INPUT ROWS:
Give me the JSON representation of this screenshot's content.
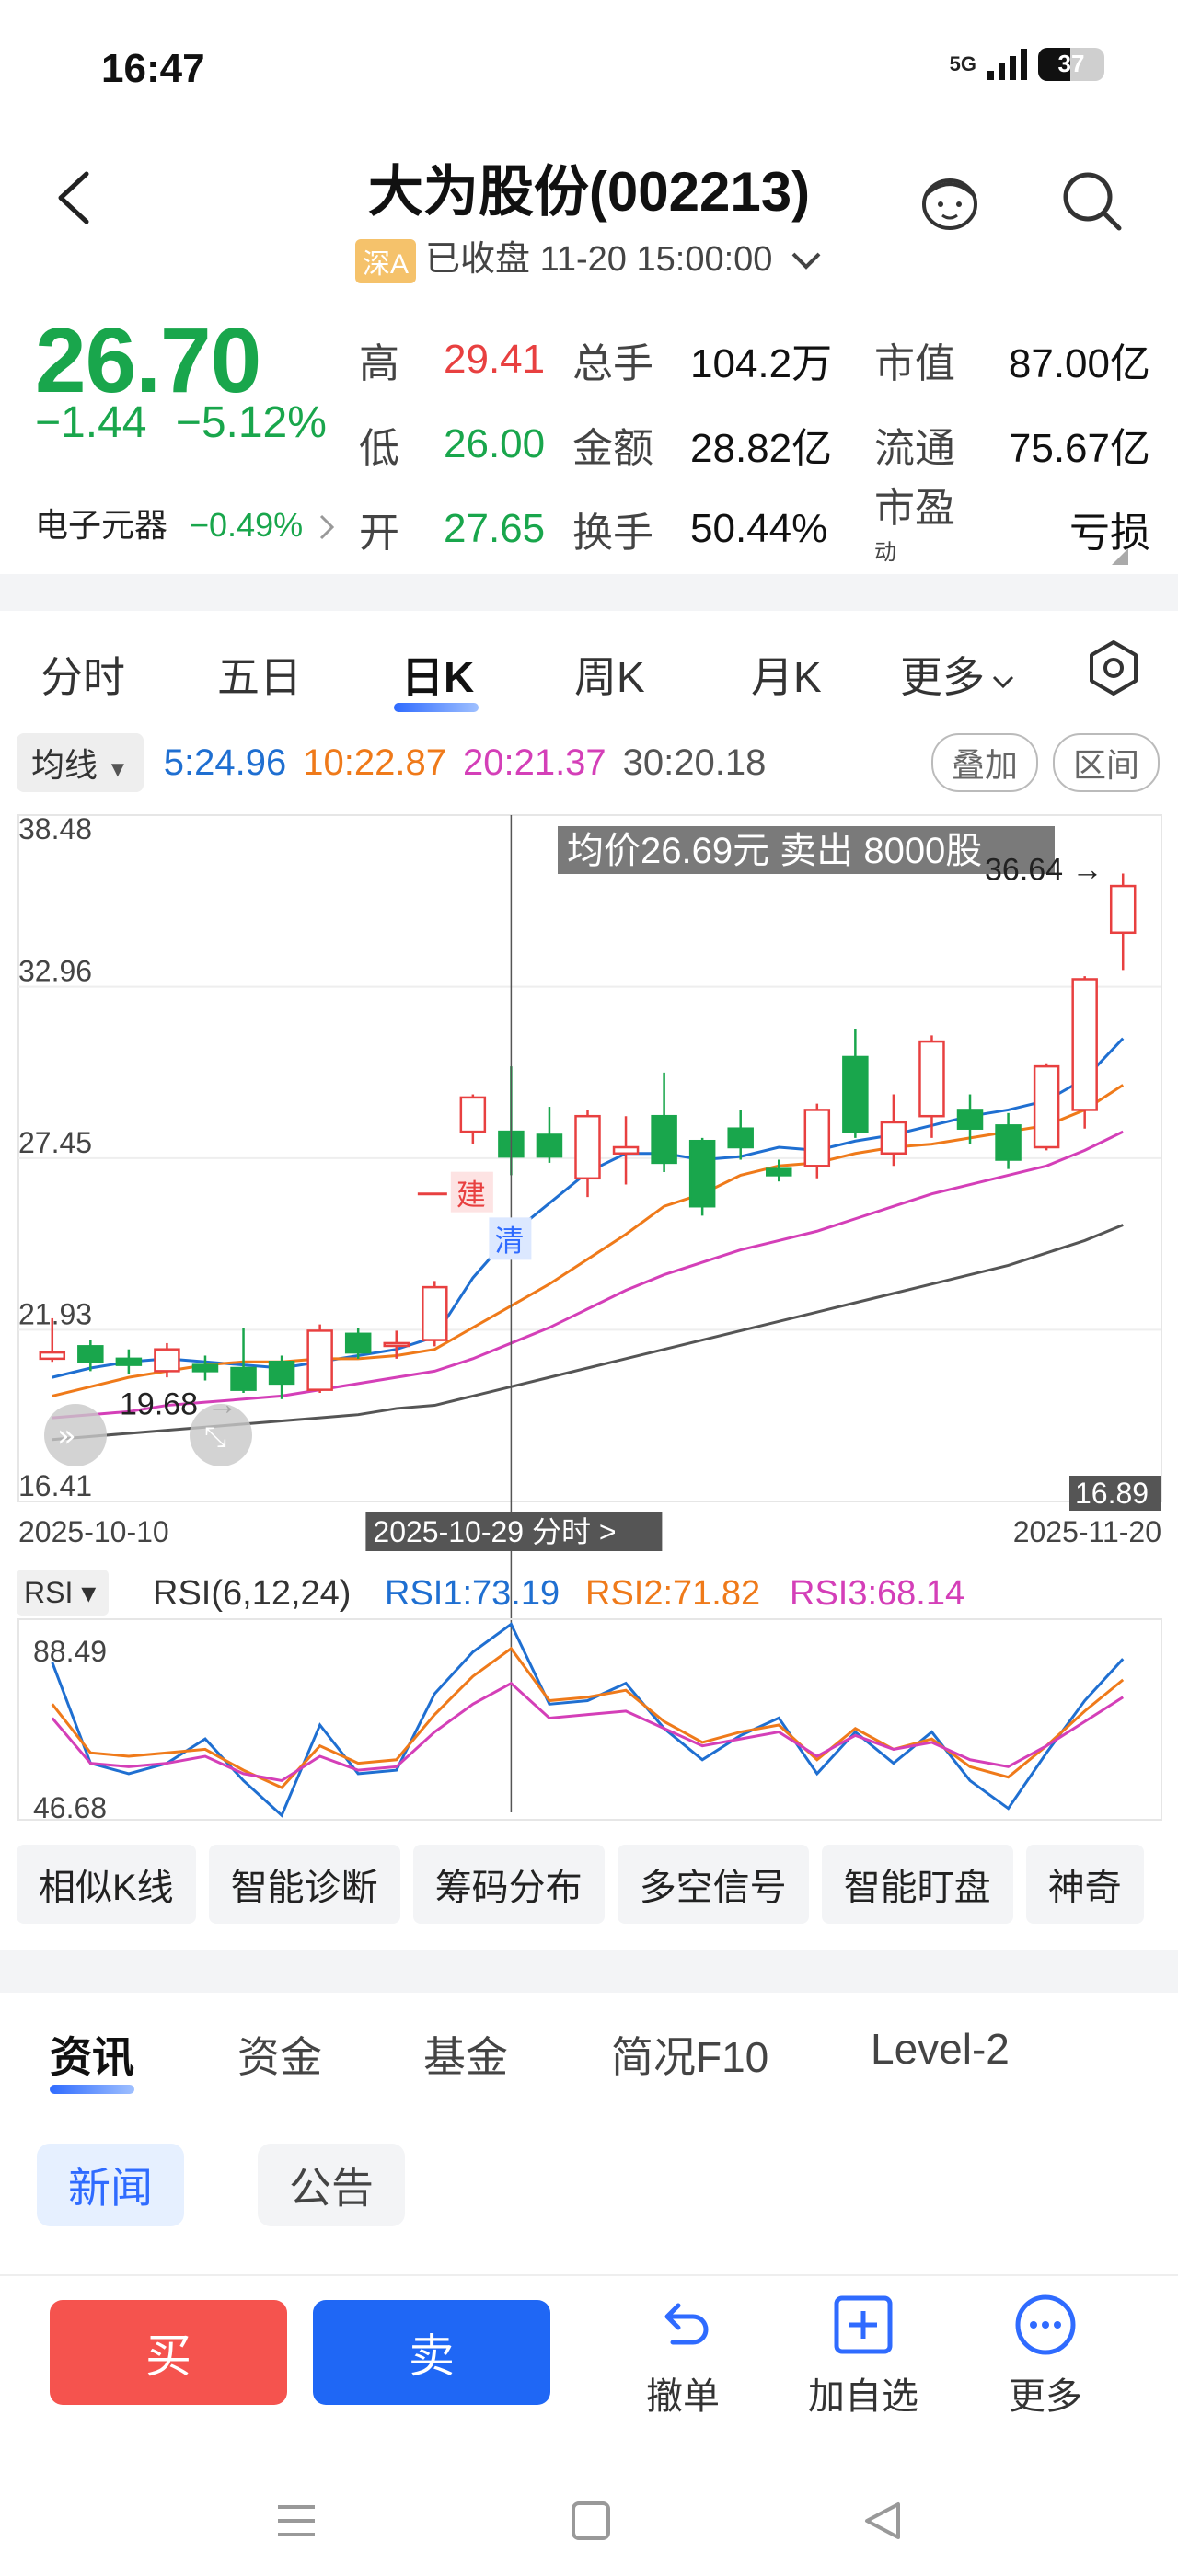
{
  "status": {
    "time": "16:47",
    "network": "5G",
    "battery": "37"
  },
  "header": {
    "title": "大为股份(002213)",
    "market_badge": "深A",
    "status_text": "已收盘 11-20 15:00:00"
  },
  "quote": {
    "price": "26.70",
    "change": "−1.44",
    "change_pct": "−5.12%",
    "sector_name": "电子元器",
    "sector_pct": "−0.49%",
    "stats": [
      [
        {
          "k": "高",
          "v": "29.41",
          "c": "red"
        },
        {
          "k": "总手",
          "v": "104.2万",
          "c": ""
        },
        {
          "k": "市值",
          "v": "87.00亿",
          "c": ""
        }
      ],
      [
        {
          "k": "低",
          "v": "26.00",
          "c": "green"
        },
        {
          "k": "金额",
          "v": "28.82亿",
          "c": ""
        },
        {
          "k": "流通",
          "v": "75.67亿",
          "c": ""
        }
      ],
      [
        {
          "k": "开",
          "v": "27.65",
          "c": "green"
        },
        {
          "k": "换手",
          "v": "50.44%",
          "c": ""
        },
        {
          "k": "市盈",
          "v": "亏损",
          "c": ""
        }
      ]
    ],
    "pe_sup": "动"
  },
  "tabs": [
    "分时",
    "五日",
    "日K",
    "周K",
    "月K",
    "更多"
  ],
  "ma": {
    "selector": "均线",
    "ma5": "5:24.96",
    "ma10": "10:22.87",
    "ma20": "20:21.37",
    "ma30": "30:20.18",
    "overlay": "叠加",
    "range": "区间"
  },
  "chart_data": {
    "type": "candlestick",
    "ylim": [
      16.41,
      38.48
    ],
    "y_ticks": [
      "38.48",
      "32.96",
      "27.45",
      "21.93",
      "16.41"
    ],
    "x_start": "2025-10-10",
    "x_end": "2025-11-20",
    "crosshair_date": "2025-10-29 分时 >",
    "tooltip": "均价26.69元 卖出 8000股",
    "high_label": "36.64",
    "low_label": "19.68",
    "min_label": "16.89",
    "marks": {
      "build": "建",
      "clear": "清"
    },
    "candles": [
      {
        "o": 21.0,
        "c": 21.2,
        "h": 22.3,
        "l": 20.9
      },
      {
        "o": 21.4,
        "c": 20.9,
        "h": 21.6,
        "l": 20.6
      },
      {
        "o": 21.0,
        "c": 20.8,
        "h": 21.3,
        "l": 20.5
      },
      {
        "o": 20.6,
        "c": 21.3,
        "h": 21.5,
        "l": 20.4
      },
      {
        "o": 20.8,
        "c": 20.6,
        "h": 21.1,
        "l": 20.3
      },
      {
        "o": 20.7,
        "c": 20.0,
        "h": 22.0,
        "l": 19.9
      },
      {
        "o": 20.9,
        "c": 20.2,
        "h": 21.1,
        "l": 19.7
      },
      {
        "o": 20.0,
        "c": 21.9,
        "h": 22.1,
        "l": 19.9
      },
      {
        "o": 21.8,
        "c": 21.2,
        "h": 22.0,
        "l": 21.0
      },
      {
        "o": 21.5,
        "c": 21.5,
        "h": 21.9,
        "l": 21.0
      },
      {
        "o": 21.6,
        "c": 23.3,
        "h": 23.5,
        "l": 21.4
      },
      {
        "o": 28.3,
        "c": 29.4,
        "h": 29.5,
        "l": 27.9
      },
      {
        "o": 28.3,
        "c": 27.5,
        "h": 30.4,
        "l": 26.9
      },
      {
        "o": 28.2,
        "c": 27.5,
        "h": 29.1,
        "l": 27.3
      },
      {
        "o": 26.8,
        "c": 28.8,
        "h": 29.0,
        "l": 26.2
      },
      {
        "o": 27.6,
        "c": 27.8,
        "h": 28.8,
        "l": 26.6
      },
      {
        "o": 28.8,
        "c": 27.3,
        "h": 30.2,
        "l": 27.0
      },
      {
        "o": 28.0,
        "c": 25.9,
        "h": 28.1,
        "l": 25.6
      },
      {
        "o": 28.4,
        "c": 27.8,
        "h": 29.0,
        "l": 27.4
      },
      {
        "o": 27.1,
        "c": 26.9,
        "h": 27.4,
        "l": 26.7
      },
      {
        "o": 27.2,
        "c": 29.0,
        "h": 29.2,
        "l": 26.8
      },
      {
        "o": 30.7,
        "c": 28.3,
        "h": 31.6,
        "l": 28.1
      },
      {
        "o": 27.6,
        "c": 28.6,
        "h": 29.5,
        "l": 27.2
      },
      {
        "o": 28.8,
        "c": 31.2,
        "h": 31.4,
        "l": 28.1
      },
      {
        "o": 29.0,
        "c": 28.4,
        "h": 29.5,
        "l": 27.9
      },
      {
        "o": 28.5,
        "c": 27.4,
        "h": 28.9,
        "l": 27.1
      },
      {
        "o": 27.8,
        "c": 30.4,
        "h": 30.5,
        "l": 27.7
      },
      {
        "o": 29.0,
        "c": 33.2,
        "h": 33.3,
        "l": 28.4
      },
      {
        "o": 34.7,
        "c": 36.2,
        "h": 36.6,
        "l": 33.5
      }
    ],
    "ma_lines": [
      {
        "name": "MA5",
        "color": "#1f6fd1",
        "values": [
          20.4,
          20.7,
          20.9,
          21.0,
          20.9,
          20.8,
          20.7,
          20.9,
          21.1,
          21.3,
          21.7,
          23.6,
          25.0,
          26.0,
          27.0,
          27.6,
          27.6,
          27.4,
          27.5,
          27.8,
          27.7,
          28.0,
          28.2,
          28.5,
          28.8,
          29.0,
          29.3,
          30.0,
          31.3
        ]
      },
      {
        "name": "MA10",
        "color": "#ef7a1a",
        "values": [
          19.8,
          20.1,
          20.4,
          20.6,
          20.8,
          20.9,
          20.9,
          21.0,
          21.0,
          21.1,
          21.3,
          22.0,
          22.7,
          23.4,
          24.2,
          25.0,
          25.9,
          26.3,
          26.9,
          27.2,
          27.3,
          27.6,
          27.8,
          27.9,
          28.1,
          28.3,
          28.5,
          29.0,
          29.8
        ]
      },
      {
        "name": "MA20",
        "color": "#d43fb8",
        "values": [
          19.1,
          19.2,
          19.3,
          19.5,
          19.6,
          19.7,
          19.8,
          20.0,
          20.2,
          20.4,
          20.6,
          21.0,
          21.5,
          22.0,
          22.6,
          23.2,
          23.7,
          24.1,
          24.5,
          24.8,
          25.1,
          25.5,
          25.9,
          26.3,
          26.6,
          26.9,
          27.2,
          27.7,
          28.3
        ]
      },
      {
        "name": "MA30",
        "color": "#555555",
        "values": [
          18.4,
          18.5,
          18.6,
          18.7,
          18.8,
          18.9,
          19.0,
          19.1,
          19.2,
          19.4,
          19.5,
          19.8,
          20.1,
          20.4,
          20.7,
          21.0,
          21.3,
          21.6,
          21.9,
          22.2,
          22.5,
          22.8,
          23.1,
          23.4,
          23.7,
          24.0,
          24.4,
          24.8,
          25.3
        ]
      }
    ],
    "rsi": {
      "label": "RSI",
      "params": "RSI(6,12,24)",
      "r1": "RSI1:73.19",
      "r2": "RSI2:71.82",
      "r3": "RSI3:68.14",
      "ylim": [
        46.68,
        88.49
      ],
      "y_ticks": [
        "88.49",
        "46.68"
      ],
      "series": [
        {
          "name": "RSI1",
          "color": "#1f6fd1",
          "values": [
            84,
            55,
            52,
            55,
            62,
            50,
            40,
            66,
            52,
            53,
            75,
            87,
            95,
            72,
            73,
            78,
            65,
            56,
            63,
            68,
            52,
            64,
            55,
            64,
            50,
            42,
            58,
            73,
            85
          ]
        },
        {
          "name": "RSI2",
          "color": "#ef7a1a",
          "values": [
            72,
            58,
            57,
            58,
            59,
            53,
            48,
            60,
            55,
            56,
            69,
            80,
            88,
            73,
            74,
            76,
            67,
            61,
            64,
            66,
            56,
            65,
            59,
            62,
            54,
            51,
            60,
            70,
            79
          ]
        },
        {
          "name": "RSI3",
          "color": "#d43fb8",
          "values": [
            68,
            55,
            54,
            55,
            57,
            52,
            50,
            57,
            53,
            54,
            64,
            72,
            78,
            68,
            69,
            70,
            65,
            60,
            62,
            64,
            57,
            63,
            59,
            61,
            56,
            54,
            60,
            67,
            74
          ]
        }
      ]
    }
  },
  "quick_actions": [
    "相似K线",
    "智能诊断",
    "筹码分布",
    "多空信号",
    "智能盯盘",
    "神奇"
  ],
  "news_tabs": [
    "资讯",
    "资金",
    "基金",
    "简况F10",
    "Level-2"
  ],
  "sub_tabs": [
    "新闻",
    "公告"
  ],
  "bottom": {
    "buy": "买",
    "sell": "卖",
    "cancel": "撤单",
    "add": "加自选",
    "more": "更多"
  }
}
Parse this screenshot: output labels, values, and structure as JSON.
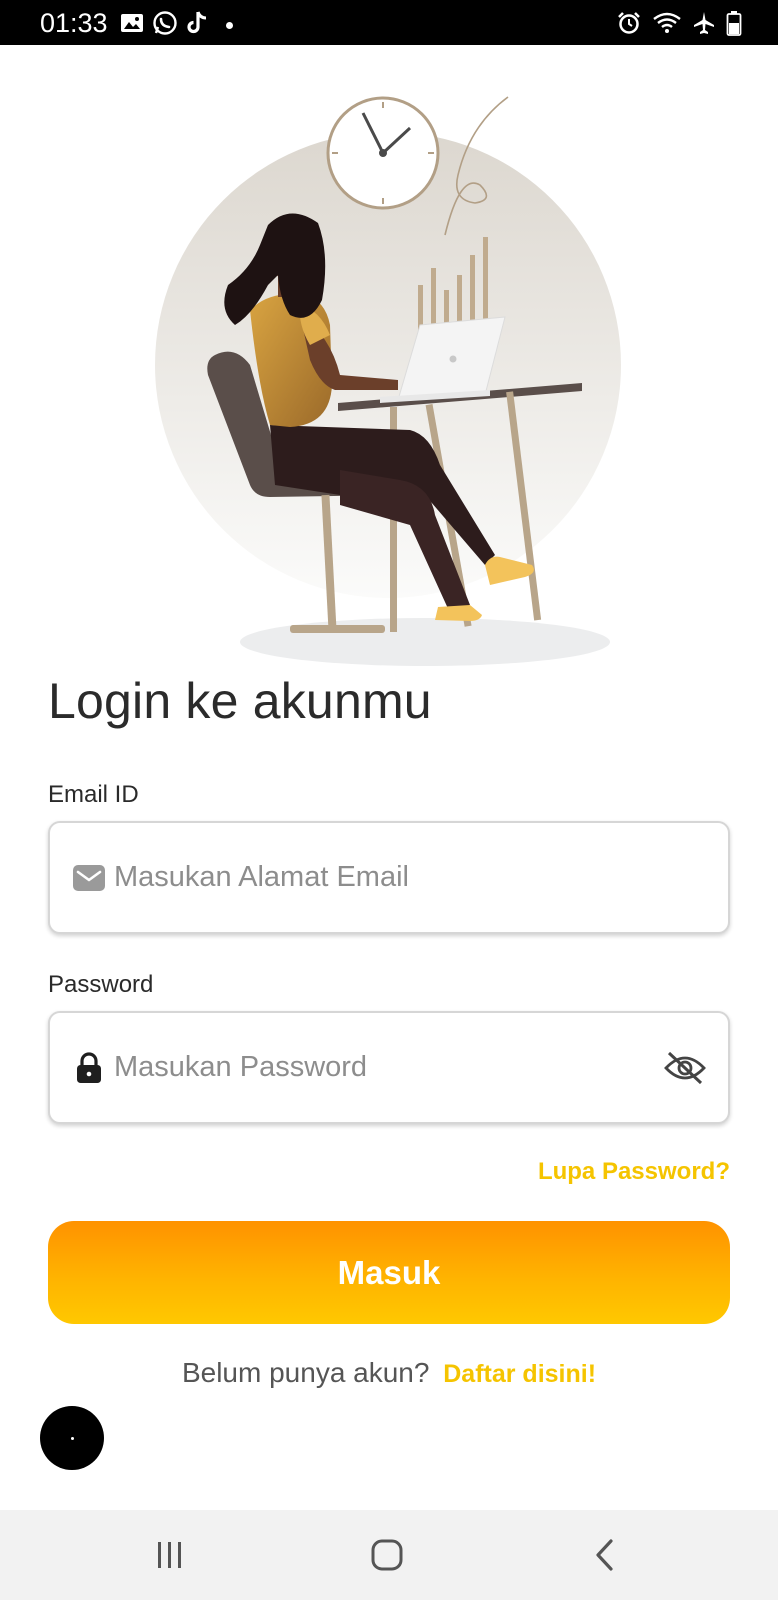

CHALLENGE:
Find the lines above holding the word "color" and show them.

REPLY:
        "color": "#1f6fd1",
        "color": "#ef7a1a",
        "color": "#d43fb8",
        "color": "#555555",
          "color": "#1f6fd1",
          "color": "#ef7a1a",
          "color": "#d43fb8",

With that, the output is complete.